> _Your objective_: From the entries below, please gather each line containing the string "items".

---------- Excerpted records

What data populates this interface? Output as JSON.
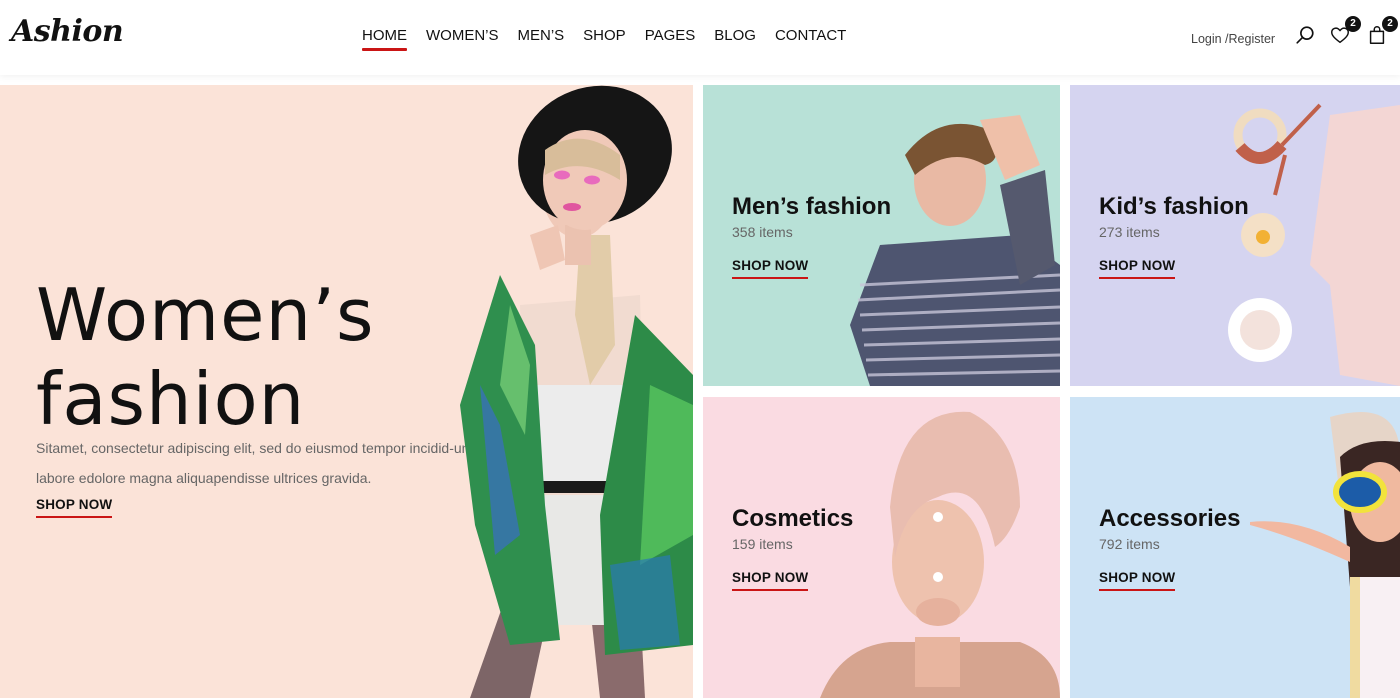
{
  "header": {
    "logo": "Ashion",
    "nav": [
      {
        "label": "HOME",
        "active": true
      },
      {
        "label": "WOMEN’S",
        "active": false
      },
      {
        "label": "MEN’S",
        "active": false
      },
      {
        "label": "SHOP",
        "active": false
      },
      {
        "label": "PAGES",
        "active": false
      },
      {
        "label": "BLOG",
        "active": false
      },
      {
        "label": "CONTACT",
        "active": false
      }
    ],
    "login_register": "Login /Register",
    "icons": {
      "search": "search-icon",
      "wishlist": "heart-icon",
      "cart": "shopping-bag-icon"
    },
    "wishlist_count": "2",
    "cart_count": "2"
  },
  "hero": {
    "title_line1": "Women’s",
    "title_line2": "fashion",
    "description": "Sitamet, consectetur adipiscing elit, sed do eiusmod tempor incidid-unt labore edolore magna aliquapendisse ultrices gravida.",
    "cta": "SHOP NOW",
    "background": "#fbe3d8"
  },
  "categories": [
    {
      "title": "Men’s fashion",
      "count": "358 items",
      "cta": "SHOP NOW",
      "background": "#b8e1d7"
    },
    {
      "title": "Kid’s fashion",
      "count": "273 items",
      "cta": "SHOP NOW",
      "background": "#d5d4f0"
    },
    {
      "title": "Cosmetics",
      "count": "159 items",
      "cta": "SHOP NOW",
      "background": "#fadbe2"
    },
    {
      "title": "Accessories",
      "count": "792 items",
      "cta": "SHOP NOW",
      "background": "#cde3f5"
    }
  ],
  "colors": {
    "accent": "#ca1515",
    "text": "#111111",
    "muted": "#666666"
  }
}
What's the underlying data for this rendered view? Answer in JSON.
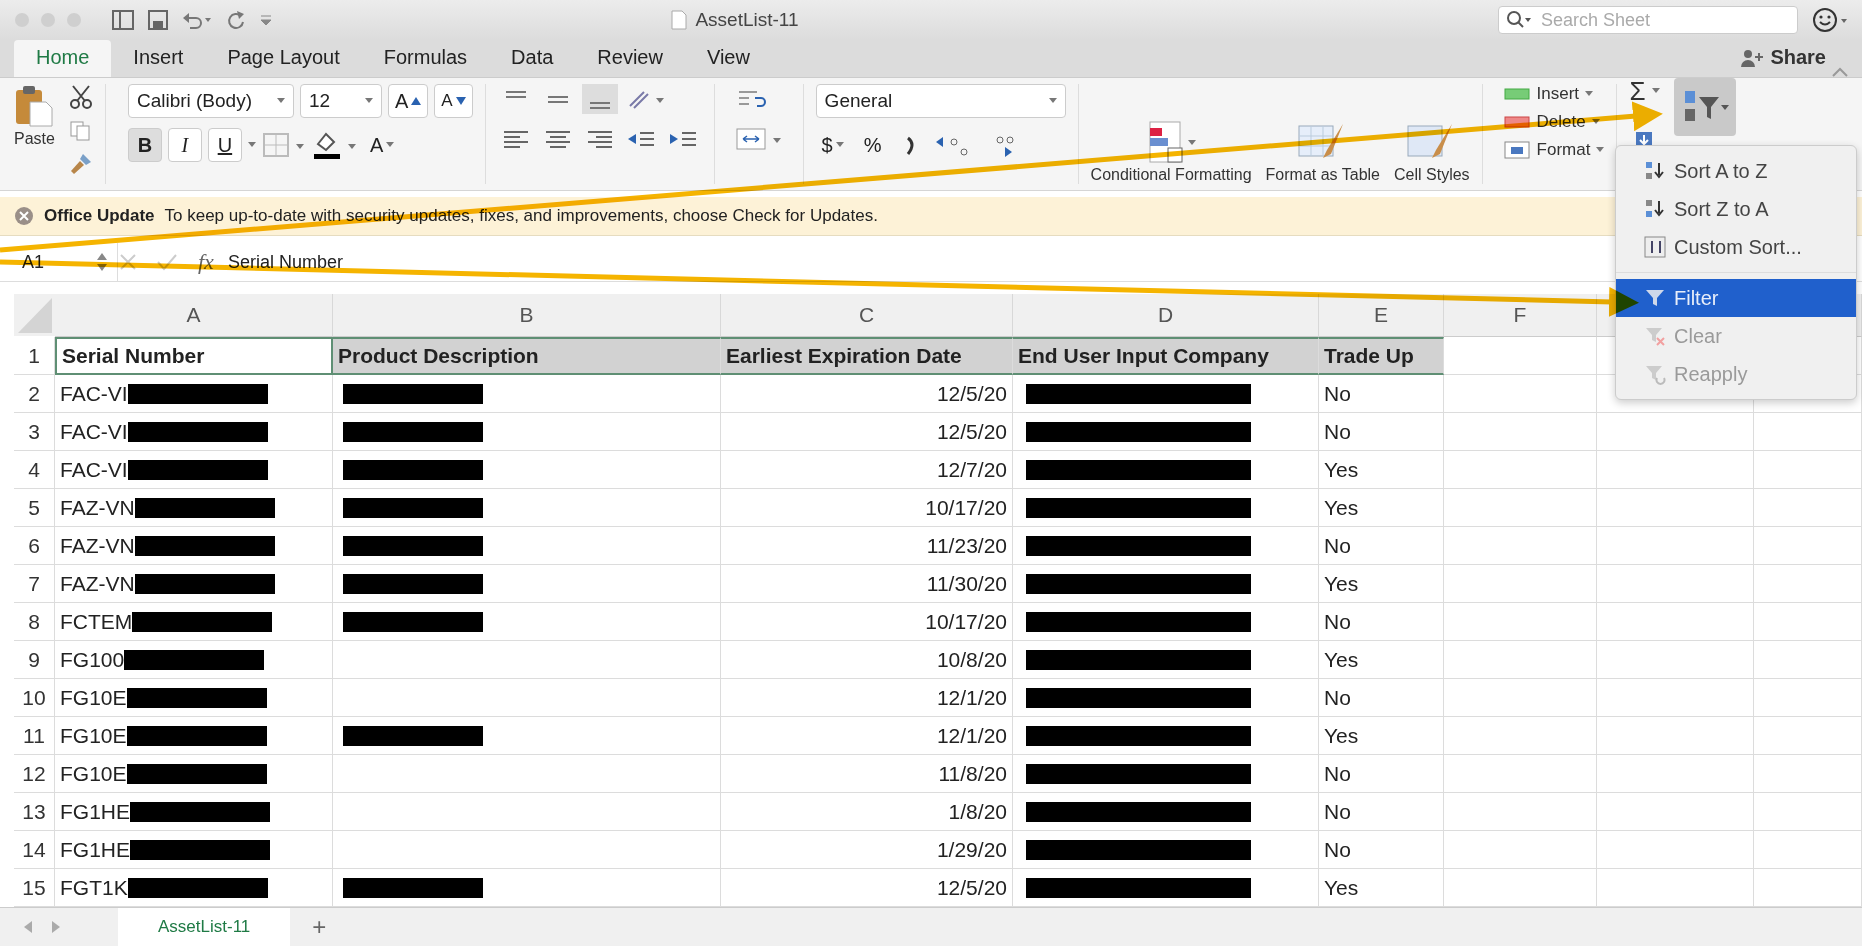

--------------------

> _Exercise response_:
      "count": "358 items",
      "count": "273 items",
      "count": "159 items",
      "count": "792 items",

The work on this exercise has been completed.